The request >>
Turn the records from the line with "Patent image size: (1262, 1007)." to the line with "The first network 3 is at (368, 446)." into a two-column CSV with the columns record and answer. Give one row for each record, with its text and its answer each in a single quoted field and line breaks replaced by spaces.

Stored rows >>
---+---

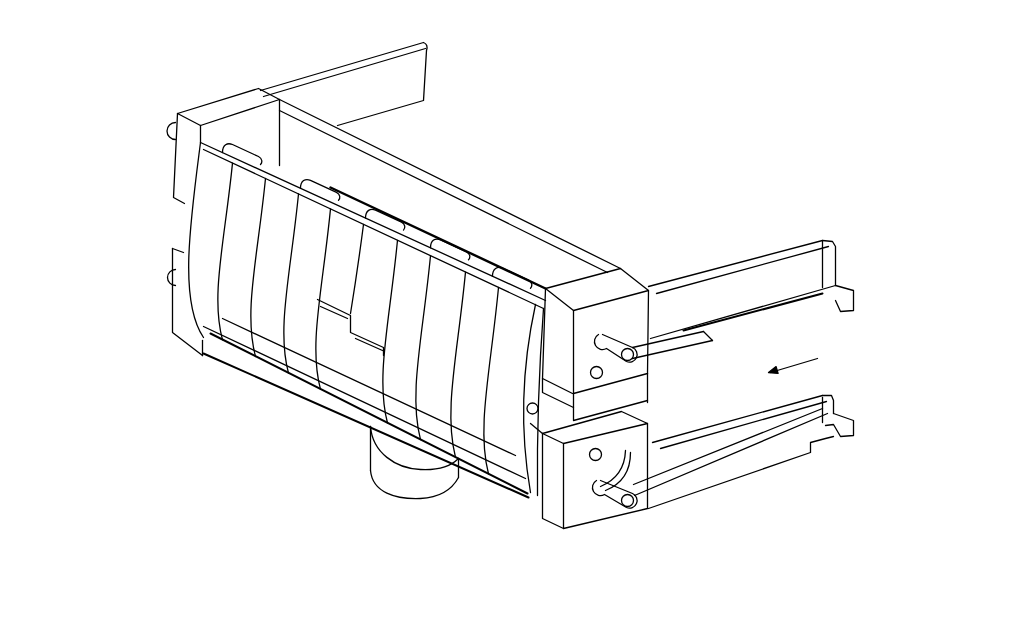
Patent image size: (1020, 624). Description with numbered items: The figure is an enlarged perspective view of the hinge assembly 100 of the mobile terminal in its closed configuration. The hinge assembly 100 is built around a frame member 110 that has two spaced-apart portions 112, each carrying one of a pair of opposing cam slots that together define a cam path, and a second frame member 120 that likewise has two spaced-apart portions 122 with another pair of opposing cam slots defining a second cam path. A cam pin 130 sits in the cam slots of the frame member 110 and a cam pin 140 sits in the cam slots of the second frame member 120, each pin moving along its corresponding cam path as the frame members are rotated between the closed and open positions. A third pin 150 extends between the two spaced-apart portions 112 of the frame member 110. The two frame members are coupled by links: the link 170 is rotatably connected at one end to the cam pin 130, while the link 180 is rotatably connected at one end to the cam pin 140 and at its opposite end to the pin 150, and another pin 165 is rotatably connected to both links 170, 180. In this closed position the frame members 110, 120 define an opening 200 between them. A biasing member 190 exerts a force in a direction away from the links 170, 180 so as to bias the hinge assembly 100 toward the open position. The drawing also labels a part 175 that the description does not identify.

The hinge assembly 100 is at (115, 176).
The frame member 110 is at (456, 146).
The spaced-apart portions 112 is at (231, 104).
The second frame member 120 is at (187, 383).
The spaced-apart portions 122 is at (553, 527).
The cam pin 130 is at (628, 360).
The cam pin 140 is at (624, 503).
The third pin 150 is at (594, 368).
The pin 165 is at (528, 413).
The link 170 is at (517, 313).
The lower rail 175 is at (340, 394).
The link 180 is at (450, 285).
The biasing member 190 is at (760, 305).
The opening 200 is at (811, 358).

---+---

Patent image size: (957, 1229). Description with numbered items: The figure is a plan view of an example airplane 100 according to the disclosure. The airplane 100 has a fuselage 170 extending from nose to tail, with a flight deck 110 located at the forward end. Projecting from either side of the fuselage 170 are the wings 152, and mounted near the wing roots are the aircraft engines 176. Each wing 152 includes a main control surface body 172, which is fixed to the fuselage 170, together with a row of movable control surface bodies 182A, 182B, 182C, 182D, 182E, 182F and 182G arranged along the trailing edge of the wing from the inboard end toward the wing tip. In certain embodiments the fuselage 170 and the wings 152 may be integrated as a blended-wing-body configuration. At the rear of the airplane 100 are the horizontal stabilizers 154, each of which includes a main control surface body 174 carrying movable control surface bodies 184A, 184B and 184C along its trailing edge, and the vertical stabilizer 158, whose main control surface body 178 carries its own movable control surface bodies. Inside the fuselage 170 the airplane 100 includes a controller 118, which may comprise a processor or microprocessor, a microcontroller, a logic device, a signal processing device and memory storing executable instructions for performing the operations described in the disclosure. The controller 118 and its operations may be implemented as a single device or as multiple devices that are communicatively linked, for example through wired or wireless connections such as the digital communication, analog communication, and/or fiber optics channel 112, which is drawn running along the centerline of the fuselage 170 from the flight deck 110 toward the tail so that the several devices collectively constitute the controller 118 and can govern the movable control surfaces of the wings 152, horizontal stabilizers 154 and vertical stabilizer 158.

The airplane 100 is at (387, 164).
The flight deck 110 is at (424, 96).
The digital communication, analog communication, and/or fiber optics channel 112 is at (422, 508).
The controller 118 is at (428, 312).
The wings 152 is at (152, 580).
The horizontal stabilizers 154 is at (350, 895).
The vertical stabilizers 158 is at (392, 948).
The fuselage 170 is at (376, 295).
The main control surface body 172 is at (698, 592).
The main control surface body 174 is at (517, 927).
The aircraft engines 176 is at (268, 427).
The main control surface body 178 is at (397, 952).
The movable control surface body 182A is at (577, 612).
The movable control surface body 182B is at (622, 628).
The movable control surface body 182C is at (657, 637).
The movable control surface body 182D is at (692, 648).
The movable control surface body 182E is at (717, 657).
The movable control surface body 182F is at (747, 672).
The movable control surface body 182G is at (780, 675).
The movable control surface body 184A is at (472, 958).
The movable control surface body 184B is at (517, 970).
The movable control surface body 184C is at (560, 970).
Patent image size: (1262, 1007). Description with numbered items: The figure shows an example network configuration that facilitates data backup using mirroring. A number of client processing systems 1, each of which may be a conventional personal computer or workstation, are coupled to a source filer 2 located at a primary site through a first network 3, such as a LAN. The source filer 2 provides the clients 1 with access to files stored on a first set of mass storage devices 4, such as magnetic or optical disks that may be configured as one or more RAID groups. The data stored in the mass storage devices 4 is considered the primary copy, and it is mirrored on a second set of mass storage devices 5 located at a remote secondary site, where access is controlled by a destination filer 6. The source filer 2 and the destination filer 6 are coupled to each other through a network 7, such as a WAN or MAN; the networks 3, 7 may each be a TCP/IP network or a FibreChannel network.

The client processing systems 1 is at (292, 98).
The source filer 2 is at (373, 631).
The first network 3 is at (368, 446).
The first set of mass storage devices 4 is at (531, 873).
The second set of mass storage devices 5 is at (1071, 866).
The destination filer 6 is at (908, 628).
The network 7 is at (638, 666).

---+---

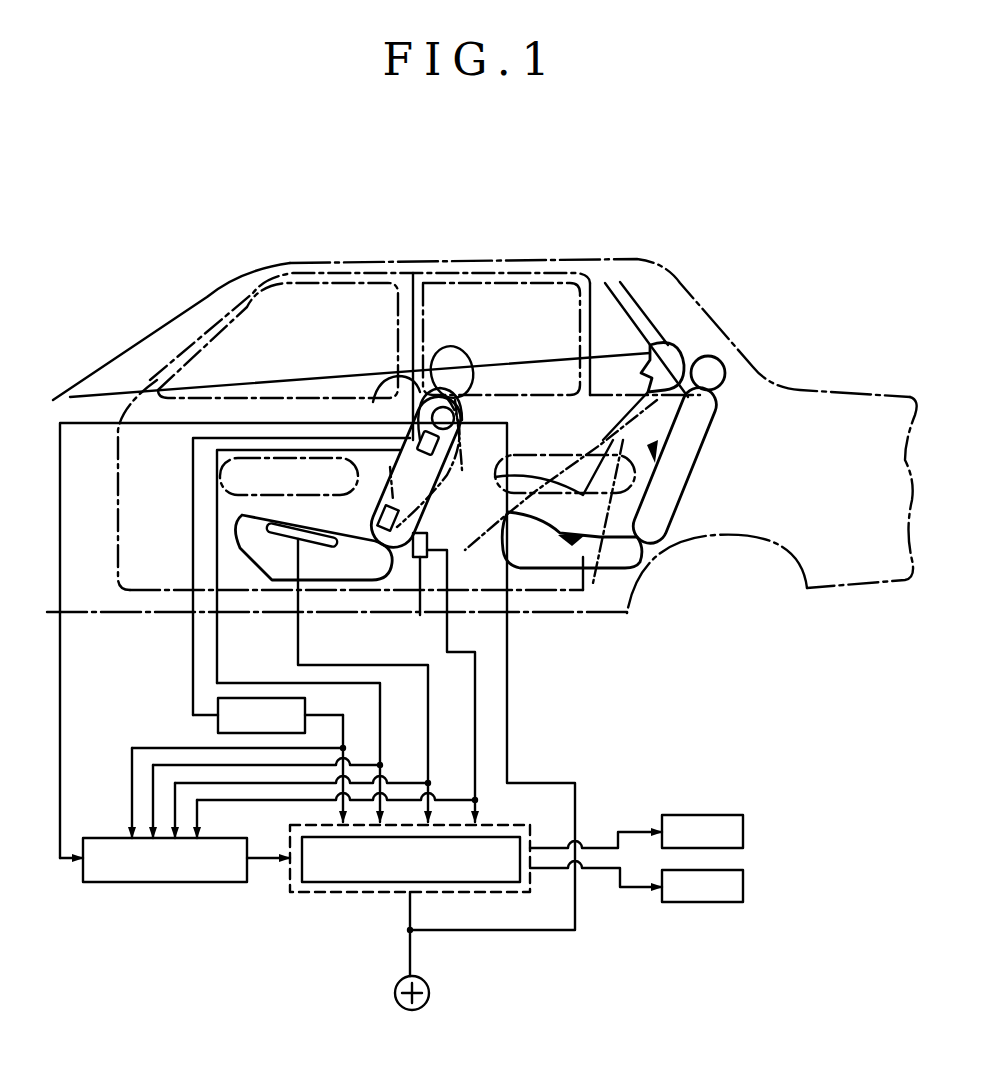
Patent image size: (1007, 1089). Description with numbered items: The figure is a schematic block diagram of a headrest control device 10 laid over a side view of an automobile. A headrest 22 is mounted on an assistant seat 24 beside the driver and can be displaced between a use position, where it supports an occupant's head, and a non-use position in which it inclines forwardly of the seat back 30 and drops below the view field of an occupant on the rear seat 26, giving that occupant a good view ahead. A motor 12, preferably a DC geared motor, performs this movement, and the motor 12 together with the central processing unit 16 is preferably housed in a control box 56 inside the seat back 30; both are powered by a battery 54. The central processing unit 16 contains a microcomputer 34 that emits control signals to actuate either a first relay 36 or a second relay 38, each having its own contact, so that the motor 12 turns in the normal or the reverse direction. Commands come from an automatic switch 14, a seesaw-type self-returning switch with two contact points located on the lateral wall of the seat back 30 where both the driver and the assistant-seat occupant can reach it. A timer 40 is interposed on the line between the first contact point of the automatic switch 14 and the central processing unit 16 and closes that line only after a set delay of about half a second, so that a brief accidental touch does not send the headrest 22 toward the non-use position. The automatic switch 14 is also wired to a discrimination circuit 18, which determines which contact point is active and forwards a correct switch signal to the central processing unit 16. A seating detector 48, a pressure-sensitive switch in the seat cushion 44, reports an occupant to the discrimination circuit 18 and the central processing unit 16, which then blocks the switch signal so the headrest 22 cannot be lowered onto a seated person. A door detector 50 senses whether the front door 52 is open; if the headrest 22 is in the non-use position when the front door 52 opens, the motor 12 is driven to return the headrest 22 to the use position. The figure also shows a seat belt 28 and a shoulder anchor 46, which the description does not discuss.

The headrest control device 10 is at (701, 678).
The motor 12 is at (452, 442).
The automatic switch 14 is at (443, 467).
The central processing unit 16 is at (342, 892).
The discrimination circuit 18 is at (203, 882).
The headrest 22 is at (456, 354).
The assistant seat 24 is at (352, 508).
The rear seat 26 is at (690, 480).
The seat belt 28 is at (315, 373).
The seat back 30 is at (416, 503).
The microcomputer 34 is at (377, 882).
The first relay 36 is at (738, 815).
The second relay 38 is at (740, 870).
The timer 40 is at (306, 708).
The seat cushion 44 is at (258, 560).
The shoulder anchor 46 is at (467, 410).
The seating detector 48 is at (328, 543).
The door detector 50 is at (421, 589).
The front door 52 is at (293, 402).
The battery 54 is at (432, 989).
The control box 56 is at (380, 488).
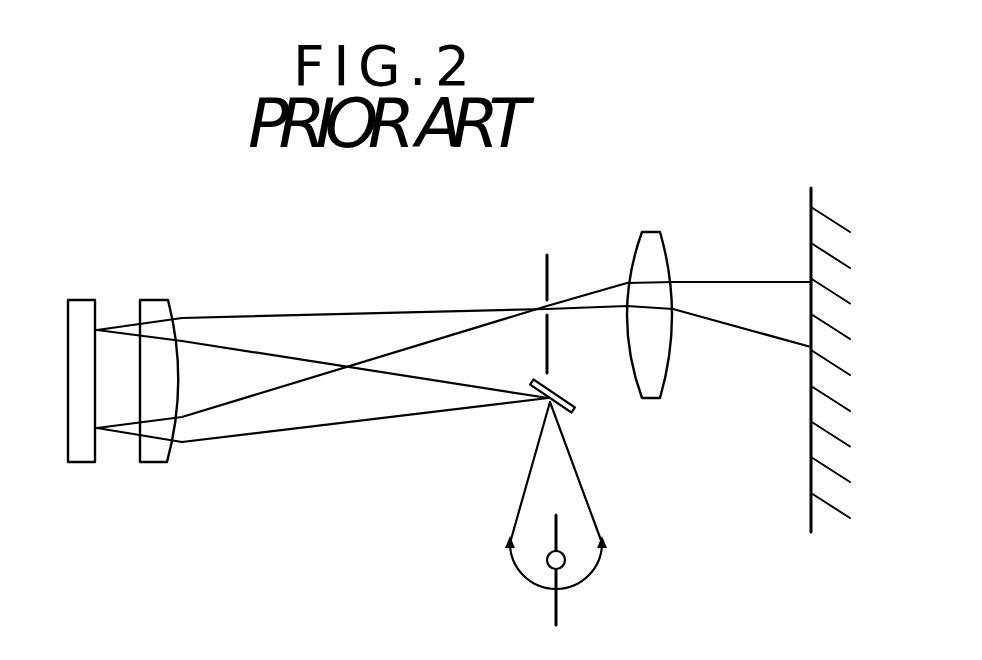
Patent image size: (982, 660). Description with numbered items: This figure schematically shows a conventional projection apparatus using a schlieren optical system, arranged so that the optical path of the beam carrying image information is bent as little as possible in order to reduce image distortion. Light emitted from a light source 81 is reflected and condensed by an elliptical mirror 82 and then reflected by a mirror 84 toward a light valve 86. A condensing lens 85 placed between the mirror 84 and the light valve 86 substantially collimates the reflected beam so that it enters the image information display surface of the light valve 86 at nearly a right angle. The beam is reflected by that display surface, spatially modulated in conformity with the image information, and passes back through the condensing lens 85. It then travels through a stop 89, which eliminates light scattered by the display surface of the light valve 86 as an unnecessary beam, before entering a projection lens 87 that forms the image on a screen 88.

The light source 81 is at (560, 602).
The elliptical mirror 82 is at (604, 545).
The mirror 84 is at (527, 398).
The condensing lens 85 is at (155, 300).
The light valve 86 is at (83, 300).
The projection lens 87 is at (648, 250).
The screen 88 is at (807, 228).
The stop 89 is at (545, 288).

---+---

Solution to this task >>
record,answer
"Patent image size: (1262, 1007). Description with numbered items: The figure shows an example network configuration that facilitates data backup using mirroring. A number of client processing systems 1, each of which may be a conventional personal computer or workstation, are coupled to a source filer 2 located at a primary site through a first network 3, such as a LAN. The source filer 2 provides the clients 1 with access to files stored on a first set of mass storage devices 4, such as magnetic or optical disks that may be configured as one or more RAID groups. The data stored in the mass storage devices 4 is considered the primary copy, and it is mirrored on a second set of mass storage devices 5 located at a remote secondary site, where access is controlled by a destination filer 6. The source filer 2 and the destination filer 6 are coupled to each other through a network 7, such as a WAN or MAN; the networks 3, 7 may each be a TCP/IP network or a FibreChannel network.","The client processing systems 1 is at (292, 98). The source filer 2 is at (373, 631). The first network 3 is at (368, 446)."